- [REQUIREMENT]:
Filter the lines below, copying only those with the string "Jahresperformance".

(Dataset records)

** BEGIN **

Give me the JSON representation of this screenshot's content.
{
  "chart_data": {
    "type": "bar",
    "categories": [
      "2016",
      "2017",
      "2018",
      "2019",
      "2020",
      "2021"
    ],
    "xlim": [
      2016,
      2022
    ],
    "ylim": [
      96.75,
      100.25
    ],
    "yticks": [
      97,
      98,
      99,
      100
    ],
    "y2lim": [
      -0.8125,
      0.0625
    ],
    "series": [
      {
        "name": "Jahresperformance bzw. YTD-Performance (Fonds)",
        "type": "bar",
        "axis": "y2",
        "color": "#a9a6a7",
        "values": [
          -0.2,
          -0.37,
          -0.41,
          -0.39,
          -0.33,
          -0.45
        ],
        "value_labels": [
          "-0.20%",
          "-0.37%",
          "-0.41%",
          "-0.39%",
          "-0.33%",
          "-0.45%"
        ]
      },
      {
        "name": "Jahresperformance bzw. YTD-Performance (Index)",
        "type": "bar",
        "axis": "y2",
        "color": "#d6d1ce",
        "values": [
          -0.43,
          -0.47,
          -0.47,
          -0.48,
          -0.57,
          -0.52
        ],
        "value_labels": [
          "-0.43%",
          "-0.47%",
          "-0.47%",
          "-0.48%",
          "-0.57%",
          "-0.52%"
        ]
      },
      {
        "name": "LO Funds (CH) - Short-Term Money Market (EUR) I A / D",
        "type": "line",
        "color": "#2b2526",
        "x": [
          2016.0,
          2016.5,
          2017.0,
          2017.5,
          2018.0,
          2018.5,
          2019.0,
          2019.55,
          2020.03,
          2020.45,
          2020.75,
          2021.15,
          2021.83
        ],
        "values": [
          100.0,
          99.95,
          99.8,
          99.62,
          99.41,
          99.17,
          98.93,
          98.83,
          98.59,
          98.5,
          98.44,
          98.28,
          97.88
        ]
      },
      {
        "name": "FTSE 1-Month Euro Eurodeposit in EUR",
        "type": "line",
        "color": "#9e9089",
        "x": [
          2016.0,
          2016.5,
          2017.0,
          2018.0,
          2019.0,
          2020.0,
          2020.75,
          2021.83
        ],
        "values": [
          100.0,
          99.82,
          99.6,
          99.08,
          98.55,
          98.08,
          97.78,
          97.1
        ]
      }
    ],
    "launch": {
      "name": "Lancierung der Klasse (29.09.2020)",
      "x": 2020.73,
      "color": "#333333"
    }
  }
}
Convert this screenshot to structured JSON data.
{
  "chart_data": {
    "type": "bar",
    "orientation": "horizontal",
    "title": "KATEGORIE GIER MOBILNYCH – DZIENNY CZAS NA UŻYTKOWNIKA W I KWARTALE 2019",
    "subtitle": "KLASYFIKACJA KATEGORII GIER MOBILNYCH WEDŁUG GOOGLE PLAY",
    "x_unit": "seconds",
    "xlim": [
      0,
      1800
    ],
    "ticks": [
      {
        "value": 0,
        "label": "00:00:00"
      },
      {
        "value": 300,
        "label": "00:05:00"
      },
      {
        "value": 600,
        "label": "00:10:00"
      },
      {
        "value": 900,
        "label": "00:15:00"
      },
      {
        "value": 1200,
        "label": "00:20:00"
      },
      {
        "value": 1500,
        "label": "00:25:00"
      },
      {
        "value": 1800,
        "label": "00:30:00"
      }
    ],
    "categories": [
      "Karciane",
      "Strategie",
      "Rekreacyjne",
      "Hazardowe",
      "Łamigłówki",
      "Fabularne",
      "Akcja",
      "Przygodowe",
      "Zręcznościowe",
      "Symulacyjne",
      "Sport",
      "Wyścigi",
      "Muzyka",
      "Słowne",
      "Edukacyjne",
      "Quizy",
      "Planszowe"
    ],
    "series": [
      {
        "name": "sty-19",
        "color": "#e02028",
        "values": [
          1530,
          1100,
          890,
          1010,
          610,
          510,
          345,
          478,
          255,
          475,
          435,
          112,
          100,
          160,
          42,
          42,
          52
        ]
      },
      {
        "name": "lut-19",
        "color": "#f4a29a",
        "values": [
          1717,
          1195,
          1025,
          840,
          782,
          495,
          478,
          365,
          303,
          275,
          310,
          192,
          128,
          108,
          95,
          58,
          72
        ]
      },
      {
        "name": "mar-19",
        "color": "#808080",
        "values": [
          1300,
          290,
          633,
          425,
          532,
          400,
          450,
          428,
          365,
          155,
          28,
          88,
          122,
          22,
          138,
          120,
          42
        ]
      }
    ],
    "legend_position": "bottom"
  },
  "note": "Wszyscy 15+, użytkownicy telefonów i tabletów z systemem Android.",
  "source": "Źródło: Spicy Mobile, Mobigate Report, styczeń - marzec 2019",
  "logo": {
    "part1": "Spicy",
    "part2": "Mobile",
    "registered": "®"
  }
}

** END **

- [IN RESPONSE]:
        "name": "Jahresperformance bzw. YTD-Performance (Fonds)",
        "name": "Jahresperformance bzw. YTD-Performance (Index)",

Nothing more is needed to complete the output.